Records from a collection:
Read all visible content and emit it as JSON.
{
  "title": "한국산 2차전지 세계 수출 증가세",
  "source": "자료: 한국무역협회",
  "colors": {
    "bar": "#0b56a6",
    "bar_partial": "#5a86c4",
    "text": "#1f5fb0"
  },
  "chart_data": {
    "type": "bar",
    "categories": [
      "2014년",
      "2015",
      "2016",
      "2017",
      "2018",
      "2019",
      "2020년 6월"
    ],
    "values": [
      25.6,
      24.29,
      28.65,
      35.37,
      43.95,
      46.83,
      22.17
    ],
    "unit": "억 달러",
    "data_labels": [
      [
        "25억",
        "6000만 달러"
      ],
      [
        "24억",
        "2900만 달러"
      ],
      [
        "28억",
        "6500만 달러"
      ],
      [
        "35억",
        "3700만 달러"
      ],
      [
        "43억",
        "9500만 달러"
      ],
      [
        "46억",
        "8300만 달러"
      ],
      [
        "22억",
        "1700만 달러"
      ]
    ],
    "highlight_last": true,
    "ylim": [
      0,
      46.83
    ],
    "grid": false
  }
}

- WHAT YOU NEED TO DO -
Please set down the whole listing above without altering a single line.

- REPLY TO THE EXERCISE -
Read all visible content and emit it as JSON.
{
  "title": "한국산 2차전지 세계 수출 증가세",
  "source": "자료: 한국무역협회",
  "colors": {
    "bar": "#0b56a6",
    "bar_partial": "#5a86c4",
    "text": "#1f5fb0"
  },
  "chart_data": {
    "type": "bar",
    "categories": [
      "2014년",
      "2015",
      "2016",
      "2017",
      "2018",
      "2019",
      "2020년 6월"
    ],
    "values": [
      25.6,
      24.29,
      28.65,
      35.37,
      43.95,
      46.83,
      22.17
    ],
    "unit": "억 달러",
    "data_labels": [
      [
        "25억",
        "6000만 달러"
      ],
      [
        "24억",
        "2900만 달러"
      ],
      [
        "28억",
        "6500만 달러"
      ],
      [
        "35억",
        "3700만 달러"
      ],
      [
        "43억",
        "9500만 달러"
      ],
      [
        "46억",
        "8300만 달러"
      ],
      [
        "22억",
        "1700만 달러"
      ]
    ],
    "highlight_last": true,
    "ylim": [
      0,
      46.83
    ],
    "grid": false
  }
}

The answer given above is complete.